To be done
Set down all of the data exactly as it appears.

Data shown
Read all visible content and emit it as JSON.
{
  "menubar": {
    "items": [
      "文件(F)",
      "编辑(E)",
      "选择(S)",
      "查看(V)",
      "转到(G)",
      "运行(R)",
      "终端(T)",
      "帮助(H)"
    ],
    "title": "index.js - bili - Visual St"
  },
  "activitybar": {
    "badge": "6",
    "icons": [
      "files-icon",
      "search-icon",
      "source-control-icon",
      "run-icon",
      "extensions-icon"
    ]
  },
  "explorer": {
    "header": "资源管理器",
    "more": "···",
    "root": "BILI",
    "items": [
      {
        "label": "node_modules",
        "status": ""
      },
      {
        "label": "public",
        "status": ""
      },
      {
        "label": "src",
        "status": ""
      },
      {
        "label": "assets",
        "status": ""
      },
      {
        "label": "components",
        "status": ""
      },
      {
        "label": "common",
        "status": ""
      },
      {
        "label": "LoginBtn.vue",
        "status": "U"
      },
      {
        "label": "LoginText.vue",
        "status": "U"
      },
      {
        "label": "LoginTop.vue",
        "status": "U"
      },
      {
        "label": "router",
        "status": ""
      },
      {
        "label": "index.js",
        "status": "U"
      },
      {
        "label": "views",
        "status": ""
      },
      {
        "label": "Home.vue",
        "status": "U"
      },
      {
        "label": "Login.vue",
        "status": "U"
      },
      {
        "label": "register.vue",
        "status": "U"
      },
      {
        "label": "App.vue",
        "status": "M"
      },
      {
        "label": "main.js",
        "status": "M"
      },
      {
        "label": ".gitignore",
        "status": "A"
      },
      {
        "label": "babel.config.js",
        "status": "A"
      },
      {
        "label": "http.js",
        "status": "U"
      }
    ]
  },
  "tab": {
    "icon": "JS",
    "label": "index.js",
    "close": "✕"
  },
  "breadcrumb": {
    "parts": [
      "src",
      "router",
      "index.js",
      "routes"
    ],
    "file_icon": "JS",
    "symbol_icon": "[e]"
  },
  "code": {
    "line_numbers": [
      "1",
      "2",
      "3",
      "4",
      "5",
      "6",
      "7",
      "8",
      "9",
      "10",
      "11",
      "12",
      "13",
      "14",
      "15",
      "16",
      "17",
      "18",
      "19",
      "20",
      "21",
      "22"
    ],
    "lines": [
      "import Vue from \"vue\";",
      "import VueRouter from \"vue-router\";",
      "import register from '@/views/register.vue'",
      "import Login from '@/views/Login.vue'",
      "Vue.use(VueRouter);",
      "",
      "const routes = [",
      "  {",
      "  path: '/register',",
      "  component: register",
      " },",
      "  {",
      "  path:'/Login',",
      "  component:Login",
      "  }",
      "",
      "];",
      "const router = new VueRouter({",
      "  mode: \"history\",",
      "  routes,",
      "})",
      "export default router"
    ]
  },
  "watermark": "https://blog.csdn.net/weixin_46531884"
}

The completed task
Read all visible content and emit it as JSON.
{
  "menubar": {
    "items": [
      "文件(F)",
      "编辑(E)",
      "选择(S)",
      "查看(V)",
      "转到(G)",
      "运行(R)",
      "终端(T)",
      "帮助(H)"
    ],
    "title": "index.js - bili - Visual St"
  },
  "activitybar": {
    "badge": "6",
    "icons": [
      "files-icon",
      "search-icon",
      "source-control-icon",
      "run-icon",
      "extensions-icon"
    ]
  },
  "explorer": {
    "header": "资源管理器",
    "more": "···",
    "root": "BILI",
    "items": [
      {
        "label": "node_modules",
        "status": ""
      },
      {
        "label": "public",
        "status": ""
      },
      {
        "label": "src",
        "status": ""
      },
      {
        "label": "assets",
        "status": ""
      },
      {
        "label": "components",
        "status": ""
      },
      {
        "label": "common",
        "status": ""
      },
      {
        "label": "LoginBtn.vue",
        "status": "U"
      },
      {
        "label": "LoginText.vue",
        "status": "U"
      },
      {
        "label": "LoginTop.vue",
        "status": "U"
      },
      {
        "label": "router",
        "status": ""
      },
      {
        "label": "index.js",
        "status": "U"
      },
      {
        "label": "views",
        "status": ""
      },
      {
        "label": "Home.vue",
        "status": "U"
      },
      {
        "label": "Login.vue",
        "status": "U"
      },
      {
        "label": "register.vue",
        "status": "U"
      },
      {
        "label": "App.vue",
        "status": "M"
      },
      {
        "label": "main.js",
        "status": "M"
      },
      {
        "label": ".gitignore",
        "status": "A"
      },
      {
        "label": "babel.config.js",
        "status": "A"
      },
      {
        "label": "http.js",
        "status": "U"
      }
    ]
  },
  "tab": {
    "icon": "JS",
    "label": "index.js",
    "close": "✕"
  },
  "breadcrumb": {
    "parts": [
      "src",
      "router",
      "index.js",
      "routes"
    ],
    "file_icon": "JS",
    "symbol_icon": "[e]"
  },
  "code": {
    "line_numbers": [
      "1",
      "2",
      "3",
      "4",
      "5",
      "6",
      "7",
      "8",
      "9",
      "10",
      "11",
      "12",
      "13",
      "14",
      "15",
      "16",
      "17",
      "18",
      "19",
      "20",
      "21",
      "22"
    ],
    "lines": [
      "import Vue from \"vue\";",
      "import VueRouter from \"vue-router\";",
      "import register from '@/views/register.vue'",
      "import Login from '@/views/Login.vue'",
      "Vue.use(VueRouter);",
      "",
      "const routes = [",
      "  {",
      "  path: '/register',",
      "  component: register",
      " },",
      "  {",
      "  path:'/Login',",
      "  component:Login",
      "  }",
      "",
      "];",
      "const router = new VueRouter({",
      "  mode: \"history\",",
      "  routes,",
      "})",
      "export default router"
    ]
  },
  "watermark": "https://blog.csdn.net/weixin_46531884"
}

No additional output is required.